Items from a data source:
------------

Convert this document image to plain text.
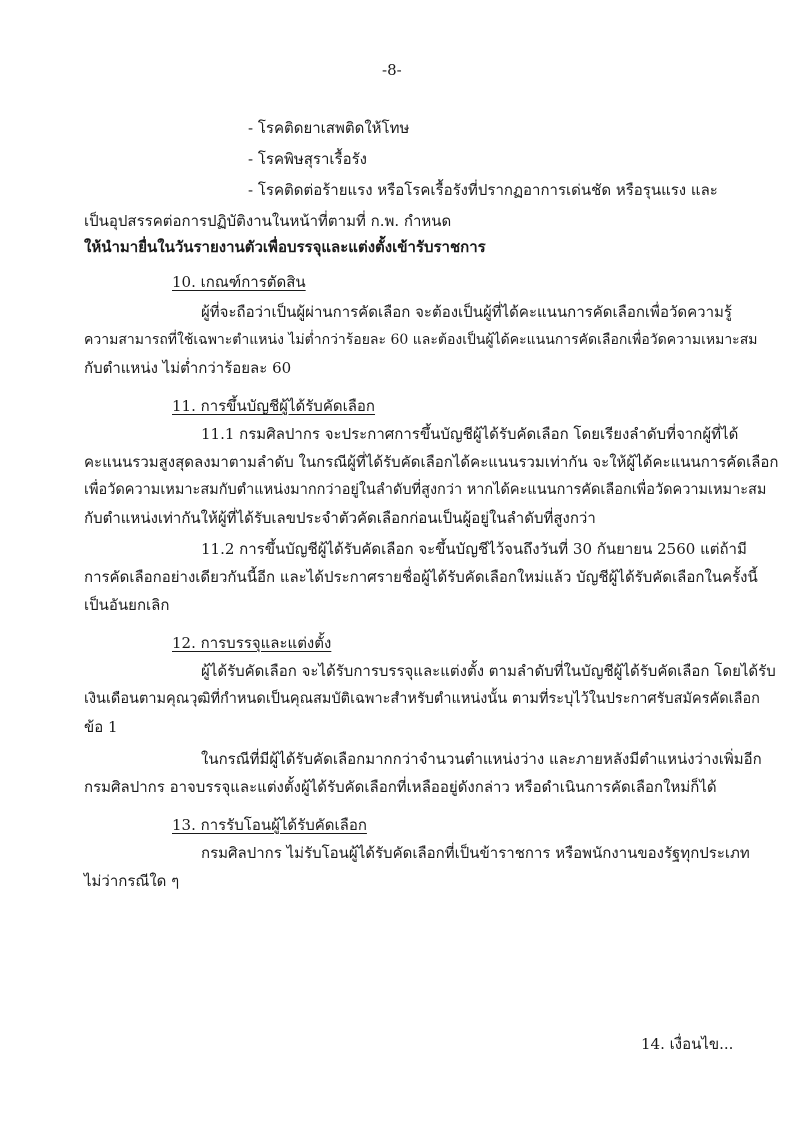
-8-
- โรคติดยาเสพติดให้โทษ
- โรคพิษสุราเรื้อรัง
- โรคติดต่อร้ายแรง หรือโรคเรื้อรังที่ปรากฏอาการเด่นชัด หรือรุนแรง และ
เป็นอุปสรรคต่อการปฏิบัติงานในหน้าที่ตามที่ ก.พ. กำหนด
ให้นำมายื่นในวันรายงานตัวเพื่อบรรจุและแต่งตั้งเข้ารับราชการ
10. เกณฑ์การตัดสิน
ผู้ที่จะถือว่าเป็นผู้ผ่านการคัดเลือก จะต้องเป็นผู้ที่ได้คะแนนการคัดเลือกเพื่อวัดความรู้
ความสามารถที่ใช้เฉพาะตำแหน่ง ไม่ต่ำกว่าร้อยละ 60 และต้องเป็นผู้ได้คะแนนการคัดเลือกเพื่อวัดความเหมาะสม
กับตำแหน่ง ไม่ต่ำกว่าร้อยละ 60
11. การขึ้นบัญชีผู้ได้รับคัดเลือก
11.1 กรมศิลปากร จะประกาศการขึ้นบัญชีผู้ได้รับคัดเลือก โดยเรียงลำดับที่จากผู้ที่ได้
คะแนนรวมสูงสุดลงมาตามลำดับ ในกรณีผู้ที่ได้รับคัดเลือกได้คะแนนรวมเท่ากัน จะให้ผู้ได้คะแนนการคัดเลือก
เพื่อวัดความเหมาะสมกับตำแหน่งมากกว่าอยู่ในลำดับที่สูงกว่า หากได้คะแนนการคัดเลือกเพื่อวัดความเหมาะสม
กับตำแหน่งเท่ากันให้ผู้ที่ได้รับเลขประจำตัวคัดเลือกก่อนเป็นผู้อยู่ในลำดับที่สูงกว่า
11.2 การขึ้นบัญชีผู้ได้รับคัดเลือก จะขึ้นบัญชีไว้จนถึงวันที่ 30 กันยายน 2560 แต่ถ้ามี
การคัดเลือกอย่างเดียวกันนี้อีก และได้ประกาศรายชื่อผู้ได้รับคัดเลือกใหม่แล้ว บัญชีผู้ได้รับคัดเลือกในครั้งนี้
เป็นอันยกเลิก
12. การบรรจุและแต่งตั้ง
ผู้ได้รับคัดเลือก จะได้รับการบรรจุและแต่งตั้ง ตามลำดับที่ในบัญชีผู้ได้รับคัดเลือก โดยได้รับ
เงินเดือนตามคุณวุฒิที่กำหนดเป็นคุณสมบัติเฉพาะสำหรับตำแหน่งนั้น ตามที่ระบุไว้ในประกาศรับสมัครคัดเลือก
ข้อ 1
ในกรณีที่มีผู้ได้รับคัดเลือกมากกว่าจำนวนตำแหน่งว่าง และภายหลังมีตำแหน่งว่างเพิ่มอีก
กรมศิลปากร อาจบรรจุและแต่งตั้งผู้ได้รับคัดเลือกที่เหลืออยู่ดังกล่าว หรือดำเนินการคัดเลือกใหม่ก็ได้
13. การรับโอนผู้ได้รับคัดเลือก
กรมศิลปากร ไม่รับโอนผู้ได้รับคัดเลือกที่เป็นข้าราชการ หรือพนักงานของรัฐทุกประเภท
ไม่ว่ากรณีใด ๆ
14. เงื่อนไข...
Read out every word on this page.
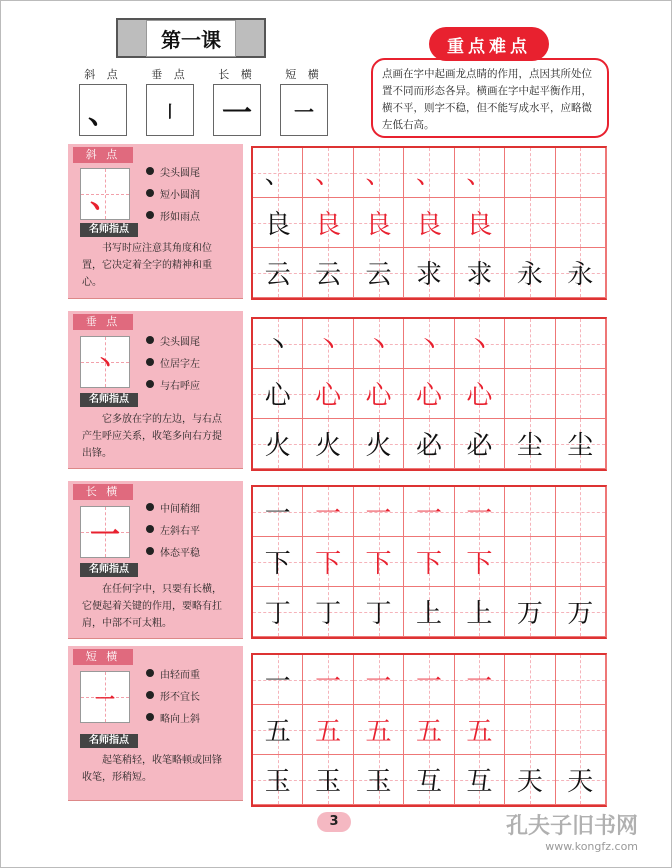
第一课
斜 点
、
垂 点
丨
长 横
一
短 横
一
重点难点
点画在字中起画龙点睛的作用，点因其所处位置不同而形态各异。横画在字中起平衡作用，横不平，则字不稳，但不能写成水平，应略微左低右高。
斜 点
、
尖头圆尾
短小圆润
形如雨点
名师指点
书写时应注意其角度和位置，它决定着全字的精神和重心。
垂 点
丶
尖头圆尾
位居字左
与右呼应
名师指点
它多放在字的左边，与右点产生呼应关系，收笔多向右方提出锋。
长 横
一
中间稍细
左斜右平
体态平稳
名师指点
在任何字中，只要有长横，它便起着关键的作用，要略有扛肩，中部不可太粗。
短 横
一
由轻而重
形不宜长
略向上斜
名师指点
起笔稍轻，收笔略顿或回锋收笔，形稍短。
、 、 、 、 、
良 良 良 良 良
云 云 云 求 求 永 永
丶 丶 丶 丶 丶
心 心 心 心 心
火 火 火 必 必 尘 尘
一 一 一 一 一
下 下 下 下 下
丁 丁 丁 上 上 万 万
一 一 一 一 一
五 五 五 五 五
玉 玉 玉 互 互 天 天
3	孔夫子旧书网
www.kongfz.com
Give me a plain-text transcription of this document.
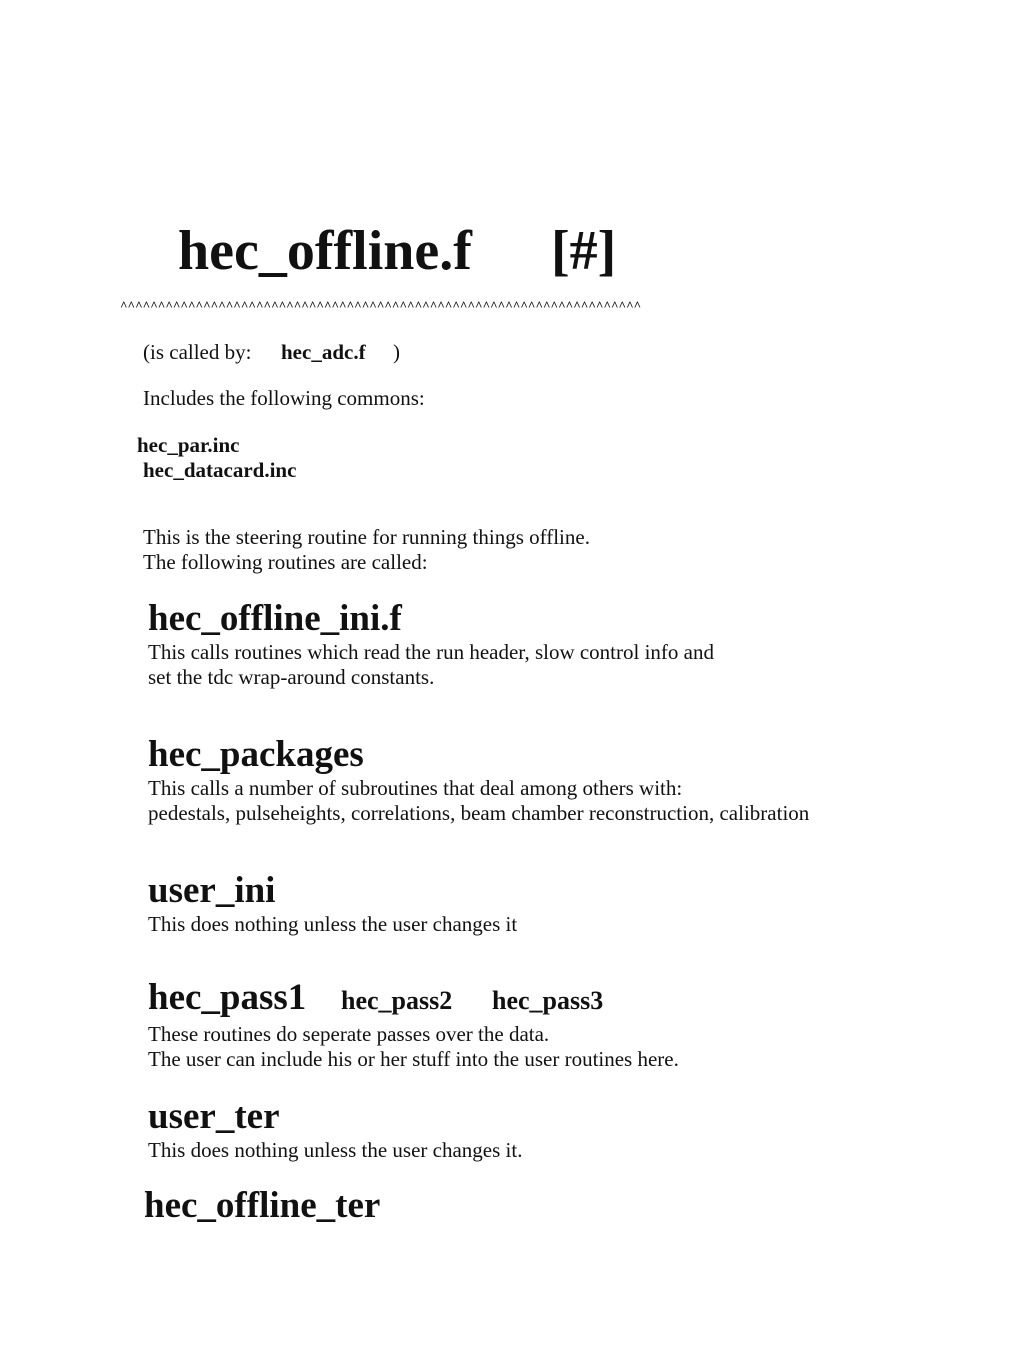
hec_offline.f [#]
^^^^^^^^^^^^^^^^^^^^^^^^^^^^^^^^^^^^^^^^^^^^^^^^^^^^^^^^^^^^^^^^^^^^^
(is called by: hec_adc.f )
Includes the following commons:
hec_par.inc
hec_datacard.inc
This is the steering routine for running things offline.
The following routines are called:
hec_offline_ini.f
This calls routines which read the run header, slow control info and
set the tdc wrap-around constants.
hec_packages
This calls a number of subroutines that deal among others with:
pedestals, pulseheights, correlations, beam chamber reconstruction, calibration
user_ini
This does nothing unless the user changes it
hec_pass1 hec_pass2 hec_pass3
These routines do seperate passes over the data.
The user can include his or her stuff into the user routines here.
user_ter
This does nothing unless the user changes it.
hec_offline_ter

------------

Problem to work on = In the listing above, find the lines holding the word "changes" and copy them.

Finished exercise =
This does nothing unless the user changes it
This does nothing unless the user changes it.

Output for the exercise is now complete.